▶ WHAT IS BEING ASKED:
Scan the records below for lines with the word "that", then state how many you find and nothing else.

(Stored items)
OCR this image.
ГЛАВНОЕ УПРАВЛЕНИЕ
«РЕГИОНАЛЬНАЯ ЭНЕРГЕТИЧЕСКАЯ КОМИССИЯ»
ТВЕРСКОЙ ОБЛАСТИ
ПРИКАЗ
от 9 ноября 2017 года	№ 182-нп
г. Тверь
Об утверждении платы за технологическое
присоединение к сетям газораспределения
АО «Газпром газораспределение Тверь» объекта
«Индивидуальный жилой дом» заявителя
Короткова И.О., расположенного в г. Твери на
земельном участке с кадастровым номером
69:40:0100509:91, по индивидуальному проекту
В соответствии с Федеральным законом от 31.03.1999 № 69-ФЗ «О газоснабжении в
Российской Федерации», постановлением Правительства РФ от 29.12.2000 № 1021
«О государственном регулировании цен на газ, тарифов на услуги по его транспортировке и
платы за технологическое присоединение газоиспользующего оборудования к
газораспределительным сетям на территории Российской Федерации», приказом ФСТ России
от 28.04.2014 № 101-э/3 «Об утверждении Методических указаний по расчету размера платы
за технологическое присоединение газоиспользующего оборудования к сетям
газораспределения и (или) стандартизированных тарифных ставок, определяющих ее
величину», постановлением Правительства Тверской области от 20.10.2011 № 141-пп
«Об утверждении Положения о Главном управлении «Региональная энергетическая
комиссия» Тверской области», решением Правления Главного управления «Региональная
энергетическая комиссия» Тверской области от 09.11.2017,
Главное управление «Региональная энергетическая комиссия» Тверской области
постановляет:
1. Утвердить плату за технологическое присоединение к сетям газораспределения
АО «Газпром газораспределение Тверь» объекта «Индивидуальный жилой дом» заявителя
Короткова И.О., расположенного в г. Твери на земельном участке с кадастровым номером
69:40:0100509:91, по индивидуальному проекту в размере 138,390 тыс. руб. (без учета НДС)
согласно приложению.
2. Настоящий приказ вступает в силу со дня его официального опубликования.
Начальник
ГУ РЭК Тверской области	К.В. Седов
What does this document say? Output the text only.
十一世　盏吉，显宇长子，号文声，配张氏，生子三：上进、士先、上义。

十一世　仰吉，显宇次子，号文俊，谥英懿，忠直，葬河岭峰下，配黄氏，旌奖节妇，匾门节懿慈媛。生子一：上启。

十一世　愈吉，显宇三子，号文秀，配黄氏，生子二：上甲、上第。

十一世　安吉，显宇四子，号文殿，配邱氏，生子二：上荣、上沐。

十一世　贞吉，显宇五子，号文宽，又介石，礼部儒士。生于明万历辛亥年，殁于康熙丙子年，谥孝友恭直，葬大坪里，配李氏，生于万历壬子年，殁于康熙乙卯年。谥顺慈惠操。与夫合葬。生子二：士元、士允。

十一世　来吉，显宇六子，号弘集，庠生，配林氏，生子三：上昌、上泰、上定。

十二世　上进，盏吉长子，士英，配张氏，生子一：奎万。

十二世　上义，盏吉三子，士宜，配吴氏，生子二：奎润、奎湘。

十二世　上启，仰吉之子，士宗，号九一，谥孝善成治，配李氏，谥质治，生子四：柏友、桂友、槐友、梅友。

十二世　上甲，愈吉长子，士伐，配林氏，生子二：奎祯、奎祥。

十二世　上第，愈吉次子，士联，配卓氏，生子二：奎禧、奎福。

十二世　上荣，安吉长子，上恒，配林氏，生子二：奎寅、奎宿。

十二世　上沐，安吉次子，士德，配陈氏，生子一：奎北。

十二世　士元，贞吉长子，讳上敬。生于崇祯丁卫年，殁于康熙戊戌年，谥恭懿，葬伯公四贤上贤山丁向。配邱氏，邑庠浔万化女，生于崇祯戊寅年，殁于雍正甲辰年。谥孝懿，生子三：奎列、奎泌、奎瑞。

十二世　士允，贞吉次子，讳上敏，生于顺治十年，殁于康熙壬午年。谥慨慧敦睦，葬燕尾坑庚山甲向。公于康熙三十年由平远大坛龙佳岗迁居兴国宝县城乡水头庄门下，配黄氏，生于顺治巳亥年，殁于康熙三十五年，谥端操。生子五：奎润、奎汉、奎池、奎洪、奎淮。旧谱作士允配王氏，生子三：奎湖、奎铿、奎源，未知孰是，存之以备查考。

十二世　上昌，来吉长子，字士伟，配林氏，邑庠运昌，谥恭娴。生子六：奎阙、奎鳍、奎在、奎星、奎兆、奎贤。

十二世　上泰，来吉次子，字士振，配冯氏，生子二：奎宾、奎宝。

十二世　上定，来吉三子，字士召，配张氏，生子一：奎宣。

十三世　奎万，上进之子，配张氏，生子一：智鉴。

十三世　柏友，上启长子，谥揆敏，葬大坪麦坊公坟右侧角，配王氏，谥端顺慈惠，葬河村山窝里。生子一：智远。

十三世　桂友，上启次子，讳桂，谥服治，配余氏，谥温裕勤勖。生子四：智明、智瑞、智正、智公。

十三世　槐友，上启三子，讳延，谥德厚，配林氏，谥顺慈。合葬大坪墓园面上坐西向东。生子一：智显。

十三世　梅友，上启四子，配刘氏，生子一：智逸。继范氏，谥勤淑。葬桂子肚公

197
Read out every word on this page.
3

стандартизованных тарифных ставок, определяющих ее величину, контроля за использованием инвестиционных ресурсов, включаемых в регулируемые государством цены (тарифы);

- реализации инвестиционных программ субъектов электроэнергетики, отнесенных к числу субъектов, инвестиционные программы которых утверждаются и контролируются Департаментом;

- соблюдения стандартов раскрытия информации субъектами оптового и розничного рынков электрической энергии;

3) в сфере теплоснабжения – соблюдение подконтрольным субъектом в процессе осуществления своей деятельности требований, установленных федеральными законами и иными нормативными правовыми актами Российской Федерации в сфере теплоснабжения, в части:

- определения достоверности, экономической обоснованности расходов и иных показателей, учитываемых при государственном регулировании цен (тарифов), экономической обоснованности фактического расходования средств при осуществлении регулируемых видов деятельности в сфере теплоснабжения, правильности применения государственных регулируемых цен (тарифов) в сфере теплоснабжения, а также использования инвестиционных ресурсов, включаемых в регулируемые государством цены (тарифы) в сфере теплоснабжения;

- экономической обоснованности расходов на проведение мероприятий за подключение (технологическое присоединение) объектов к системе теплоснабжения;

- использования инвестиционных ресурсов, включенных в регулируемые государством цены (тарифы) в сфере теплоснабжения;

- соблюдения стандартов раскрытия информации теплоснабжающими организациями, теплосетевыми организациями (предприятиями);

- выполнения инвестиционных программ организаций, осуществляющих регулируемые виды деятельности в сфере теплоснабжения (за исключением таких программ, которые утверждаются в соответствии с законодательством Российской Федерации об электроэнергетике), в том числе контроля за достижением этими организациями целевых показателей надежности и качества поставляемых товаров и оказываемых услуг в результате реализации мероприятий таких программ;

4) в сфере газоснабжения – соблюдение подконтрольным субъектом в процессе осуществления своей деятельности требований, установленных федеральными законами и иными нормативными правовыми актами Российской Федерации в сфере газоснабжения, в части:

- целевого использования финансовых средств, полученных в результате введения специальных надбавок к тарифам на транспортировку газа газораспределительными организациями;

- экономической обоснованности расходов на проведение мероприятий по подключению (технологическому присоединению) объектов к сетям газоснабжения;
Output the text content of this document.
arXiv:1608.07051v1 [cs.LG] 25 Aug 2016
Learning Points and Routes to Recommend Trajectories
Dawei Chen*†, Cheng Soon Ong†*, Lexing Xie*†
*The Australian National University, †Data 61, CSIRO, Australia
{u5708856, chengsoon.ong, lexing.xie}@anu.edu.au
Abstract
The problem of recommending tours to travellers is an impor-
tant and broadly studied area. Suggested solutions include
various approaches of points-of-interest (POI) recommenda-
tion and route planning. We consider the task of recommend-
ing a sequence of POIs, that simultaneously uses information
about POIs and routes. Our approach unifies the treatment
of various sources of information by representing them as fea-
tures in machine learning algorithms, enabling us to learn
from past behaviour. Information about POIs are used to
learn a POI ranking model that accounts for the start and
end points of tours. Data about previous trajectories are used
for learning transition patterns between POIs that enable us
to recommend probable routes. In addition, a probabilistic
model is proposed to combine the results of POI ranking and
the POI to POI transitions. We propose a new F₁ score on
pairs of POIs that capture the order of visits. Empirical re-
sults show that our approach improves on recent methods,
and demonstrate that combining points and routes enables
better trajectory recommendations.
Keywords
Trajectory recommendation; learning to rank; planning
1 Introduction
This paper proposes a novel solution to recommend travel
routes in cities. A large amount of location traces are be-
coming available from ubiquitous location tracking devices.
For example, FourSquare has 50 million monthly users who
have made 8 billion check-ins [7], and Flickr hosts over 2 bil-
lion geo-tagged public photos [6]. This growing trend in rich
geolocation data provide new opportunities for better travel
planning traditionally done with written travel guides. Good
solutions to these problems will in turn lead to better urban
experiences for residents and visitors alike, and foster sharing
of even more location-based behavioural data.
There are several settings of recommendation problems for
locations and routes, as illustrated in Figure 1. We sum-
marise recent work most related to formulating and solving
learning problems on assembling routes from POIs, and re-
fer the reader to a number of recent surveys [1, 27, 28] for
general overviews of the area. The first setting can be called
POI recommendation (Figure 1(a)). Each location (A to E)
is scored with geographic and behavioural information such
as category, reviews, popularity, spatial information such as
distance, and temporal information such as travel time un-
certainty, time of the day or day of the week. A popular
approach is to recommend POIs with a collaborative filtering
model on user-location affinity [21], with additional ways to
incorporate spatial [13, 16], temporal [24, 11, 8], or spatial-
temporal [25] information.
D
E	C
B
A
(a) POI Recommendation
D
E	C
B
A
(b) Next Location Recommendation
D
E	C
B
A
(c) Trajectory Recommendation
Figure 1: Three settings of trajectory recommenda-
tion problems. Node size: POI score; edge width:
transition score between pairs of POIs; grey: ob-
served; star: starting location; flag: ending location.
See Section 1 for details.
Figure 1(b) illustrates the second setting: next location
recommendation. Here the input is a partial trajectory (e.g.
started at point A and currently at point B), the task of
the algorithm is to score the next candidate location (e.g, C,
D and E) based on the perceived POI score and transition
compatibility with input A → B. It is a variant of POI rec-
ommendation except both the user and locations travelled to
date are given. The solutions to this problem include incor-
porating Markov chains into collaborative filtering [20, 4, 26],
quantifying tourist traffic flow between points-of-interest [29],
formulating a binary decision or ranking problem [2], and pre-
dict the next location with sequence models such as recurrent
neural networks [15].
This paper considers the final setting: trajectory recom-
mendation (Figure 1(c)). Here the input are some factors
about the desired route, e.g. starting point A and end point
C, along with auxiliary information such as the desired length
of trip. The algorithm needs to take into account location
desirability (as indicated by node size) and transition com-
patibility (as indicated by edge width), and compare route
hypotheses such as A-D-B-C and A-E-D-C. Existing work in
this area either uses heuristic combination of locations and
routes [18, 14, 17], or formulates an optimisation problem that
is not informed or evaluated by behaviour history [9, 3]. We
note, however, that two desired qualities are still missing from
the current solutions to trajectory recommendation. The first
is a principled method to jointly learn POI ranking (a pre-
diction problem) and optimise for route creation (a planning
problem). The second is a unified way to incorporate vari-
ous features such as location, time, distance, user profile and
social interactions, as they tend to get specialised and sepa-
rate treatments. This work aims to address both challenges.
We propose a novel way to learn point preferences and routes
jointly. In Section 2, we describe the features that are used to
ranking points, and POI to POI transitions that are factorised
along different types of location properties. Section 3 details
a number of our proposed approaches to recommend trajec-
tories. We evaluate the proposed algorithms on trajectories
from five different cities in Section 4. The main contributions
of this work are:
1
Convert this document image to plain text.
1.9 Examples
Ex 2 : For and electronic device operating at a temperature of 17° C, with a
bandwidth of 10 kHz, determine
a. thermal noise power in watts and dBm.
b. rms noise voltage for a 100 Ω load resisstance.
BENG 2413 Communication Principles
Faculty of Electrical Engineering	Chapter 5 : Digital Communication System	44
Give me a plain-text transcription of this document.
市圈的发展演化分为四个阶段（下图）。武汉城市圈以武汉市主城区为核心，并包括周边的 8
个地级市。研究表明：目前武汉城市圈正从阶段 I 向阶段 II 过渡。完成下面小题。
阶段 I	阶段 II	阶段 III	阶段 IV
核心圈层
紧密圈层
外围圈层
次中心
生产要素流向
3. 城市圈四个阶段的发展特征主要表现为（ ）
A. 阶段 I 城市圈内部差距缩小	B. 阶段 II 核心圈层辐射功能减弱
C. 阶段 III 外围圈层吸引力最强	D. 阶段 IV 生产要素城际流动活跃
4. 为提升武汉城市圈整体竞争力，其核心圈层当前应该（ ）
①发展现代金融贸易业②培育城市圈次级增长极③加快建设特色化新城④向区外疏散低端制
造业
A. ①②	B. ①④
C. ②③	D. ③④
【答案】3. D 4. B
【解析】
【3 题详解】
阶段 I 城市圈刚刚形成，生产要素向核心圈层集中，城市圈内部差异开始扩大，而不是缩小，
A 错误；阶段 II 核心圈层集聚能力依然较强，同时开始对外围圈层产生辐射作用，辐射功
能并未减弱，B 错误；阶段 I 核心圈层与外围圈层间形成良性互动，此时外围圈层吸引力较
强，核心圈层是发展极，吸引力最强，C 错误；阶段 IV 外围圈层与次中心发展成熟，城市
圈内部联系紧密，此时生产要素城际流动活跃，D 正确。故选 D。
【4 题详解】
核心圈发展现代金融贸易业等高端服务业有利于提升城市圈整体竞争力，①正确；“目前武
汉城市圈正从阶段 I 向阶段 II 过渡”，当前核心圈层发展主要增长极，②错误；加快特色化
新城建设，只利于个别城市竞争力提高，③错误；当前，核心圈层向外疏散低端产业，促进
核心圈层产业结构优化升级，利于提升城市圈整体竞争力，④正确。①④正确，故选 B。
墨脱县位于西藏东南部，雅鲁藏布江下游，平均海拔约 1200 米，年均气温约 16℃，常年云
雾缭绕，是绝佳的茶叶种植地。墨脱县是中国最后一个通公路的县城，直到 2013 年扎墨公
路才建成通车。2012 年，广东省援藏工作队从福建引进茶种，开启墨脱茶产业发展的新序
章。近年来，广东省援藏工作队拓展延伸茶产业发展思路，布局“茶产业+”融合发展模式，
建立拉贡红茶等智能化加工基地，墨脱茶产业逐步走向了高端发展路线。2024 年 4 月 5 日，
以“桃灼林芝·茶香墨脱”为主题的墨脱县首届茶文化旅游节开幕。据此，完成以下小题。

▶ WRITTEN RESPONSE:
10